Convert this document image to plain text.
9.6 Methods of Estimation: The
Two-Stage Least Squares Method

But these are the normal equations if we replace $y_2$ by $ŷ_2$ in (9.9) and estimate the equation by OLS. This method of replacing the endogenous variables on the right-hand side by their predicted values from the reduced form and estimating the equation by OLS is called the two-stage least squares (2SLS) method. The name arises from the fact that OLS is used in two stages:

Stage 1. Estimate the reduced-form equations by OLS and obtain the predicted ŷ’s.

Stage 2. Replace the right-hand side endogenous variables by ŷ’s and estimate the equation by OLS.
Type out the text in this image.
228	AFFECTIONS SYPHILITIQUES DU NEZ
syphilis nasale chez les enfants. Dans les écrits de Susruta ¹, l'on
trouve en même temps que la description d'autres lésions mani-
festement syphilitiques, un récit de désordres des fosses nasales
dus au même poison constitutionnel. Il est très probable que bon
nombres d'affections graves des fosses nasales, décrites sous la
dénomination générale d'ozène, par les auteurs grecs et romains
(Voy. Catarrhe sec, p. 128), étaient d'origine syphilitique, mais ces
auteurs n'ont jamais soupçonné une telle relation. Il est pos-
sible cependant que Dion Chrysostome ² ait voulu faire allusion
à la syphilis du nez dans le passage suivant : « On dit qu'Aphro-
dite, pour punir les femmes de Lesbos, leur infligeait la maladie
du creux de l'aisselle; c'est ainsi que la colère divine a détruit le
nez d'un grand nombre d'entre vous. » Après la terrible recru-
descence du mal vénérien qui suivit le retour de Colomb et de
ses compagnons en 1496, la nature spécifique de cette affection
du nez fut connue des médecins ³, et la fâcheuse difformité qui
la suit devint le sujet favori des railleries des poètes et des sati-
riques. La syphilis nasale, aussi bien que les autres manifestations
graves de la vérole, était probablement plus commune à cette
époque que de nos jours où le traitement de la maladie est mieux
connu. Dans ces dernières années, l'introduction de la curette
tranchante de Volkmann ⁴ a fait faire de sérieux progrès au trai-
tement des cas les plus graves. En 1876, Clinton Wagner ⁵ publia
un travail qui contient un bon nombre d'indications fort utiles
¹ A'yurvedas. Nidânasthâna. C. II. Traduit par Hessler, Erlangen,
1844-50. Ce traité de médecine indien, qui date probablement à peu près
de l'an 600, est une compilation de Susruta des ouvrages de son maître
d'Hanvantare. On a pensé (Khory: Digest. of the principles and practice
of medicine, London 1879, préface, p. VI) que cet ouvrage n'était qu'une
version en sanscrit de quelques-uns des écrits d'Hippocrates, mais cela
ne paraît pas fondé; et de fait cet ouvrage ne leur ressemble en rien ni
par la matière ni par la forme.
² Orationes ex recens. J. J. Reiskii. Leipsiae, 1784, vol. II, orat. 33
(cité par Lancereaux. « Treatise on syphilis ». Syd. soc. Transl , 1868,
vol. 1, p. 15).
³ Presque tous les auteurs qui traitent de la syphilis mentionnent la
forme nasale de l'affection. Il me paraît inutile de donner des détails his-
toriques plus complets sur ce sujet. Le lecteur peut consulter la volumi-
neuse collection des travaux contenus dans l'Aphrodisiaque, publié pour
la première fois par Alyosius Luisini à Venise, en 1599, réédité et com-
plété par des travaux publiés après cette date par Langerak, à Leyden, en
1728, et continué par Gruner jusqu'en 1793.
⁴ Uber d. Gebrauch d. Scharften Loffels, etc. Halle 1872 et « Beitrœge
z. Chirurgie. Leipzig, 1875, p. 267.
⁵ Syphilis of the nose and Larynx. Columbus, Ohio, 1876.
··········
*Given problem*:
Copy out all of the lines above exactly.

*Output below*:
Convert this document image to plain text.
9.6 Methods of Estimation: The
Two-Stage Least Squares Method

But these are the normal equations if we replace $y_2$ by $ŷ_2$ in (9.9) and estimate the equation by OLS. This method of replacing the endogenous variables on the right-hand side by their predicted values from the reduced form and estimating the equation by OLS is called the two-stage least squares (2SLS) method. The name arises from the fact that OLS is used in two stages:

Stage 1. Estimate the reduced-form equations by OLS and obtain the predicted ŷ’s.

Stage 2. Replace the right-hand side endogenous variables by ŷ’s and estimate the equation by OLS.
Type out the text in this image.
228	AFFECTIONS SYPHILITIQUES DU NEZ
syphilis nasale chez les enfants. Dans les écrits de Susruta ¹, l'on
trouve en même temps que la description d'autres lésions mani-
festement syphilitiques, un récit de désordres des fosses nasales
dus au même poison constitutionnel. Il est très probable que bon
nombres d'affections graves des fosses nasales, décrites sous la
dénomination générale d'ozène, par les auteurs grecs et romains
(Voy. Catarrhe sec, p. 128), étaient d'origine syphilitique, mais ces
auteurs n'ont jamais soupçonné une telle relation. Il est pos-
sible cependant que Dion Chrysostome ² ait voulu faire allusion
à la syphilis du nez dans le passage suivant : « On dit qu'Aphro-
dite, pour punir les femmes de Lesbos, leur infligeait la maladie
du creux de l'aisselle; c'est ainsi que la colère divine a détruit le
nez d'un grand nombre d'entre vous. » Après la terrible recru-
descence du mal vénérien qui suivit le retour de Colomb et de
ses compagnons en 1496, la nature spécifique de cette affection
du nez fut connue des médecins ³, et la fâcheuse difformité qui
la suit devint le sujet favori des railleries des poètes et des sati-
riques. La syphilis nasale, aussi bien que les autres manifestations
graves de la vérole, était probablement plus commune à cette
époque que de nos jours où le traitement de la maladie est mieux
connu. Dans ces dernières années, l'introduction de la curette
tranchante de Volkmann ⁴ a fait faire de sérieux progrès au trai-
tement des cas les plus graves. En 1876, Clinton Wagner ⁵ publia
un travail qui contient un bon nombre d'indications fort utiles
¹ A'yurvedas. Nidânasthâna. C. II. Traduit par Hessler, Erlangen,
1844-50. Ce traité de médecine indien, qui date probablement à peu près
de l'an 600, est une compilation de Susruta des ouvrages de son maître
d'Hanvantare. On a pensé (Khory: Digest. of the principles and practice
of medicine, London 1879, préface, p. VI) que cet ouvrage n'était qu'une
version en sanscrit de quelques-uns des écrits d'Hippocrates, mais cela
ne paraît pas fondé; et de fait cet ouvrage ne leur ressemble en rien ni
par la matière ni par la forme.
² Orationes ex recens. J. J. Reiskii. Leipsiae, 1784, vol. II, orat. 33
(cité par Lancereaux. « Treatise on syphilis ». Syd. soc. Transl , 1868,
vol. 1, p. 15).
³ Presque tous les auteurs qui traitent de la syphilis mentionnent la
forme nasale de l'affection. Il me paraît inutile de donner des détails his-
toriques plus complets sur ce sujet. Le lecteur peut consulter la volumi-
neuse collection des travaux contenus dans l'Aphrodisiaque, publié pour
la première fois par Alyosius Luisini à Venise, en 1599, réédité et com-
plété par des travaux publiés après cette date par Langerak, à Leyden, en
1728, et continué par Gruner jusqu'en 1793.
⁴ Uber d. Gebrauch d. Scharften Loffels, etc. Halle 1872 et « Beitrœge
z. Chirurgie. Leipzig, 1875, p. 267.
⁵ Syphilis of the nose and Larynx. Columbus, Ohio, 1876.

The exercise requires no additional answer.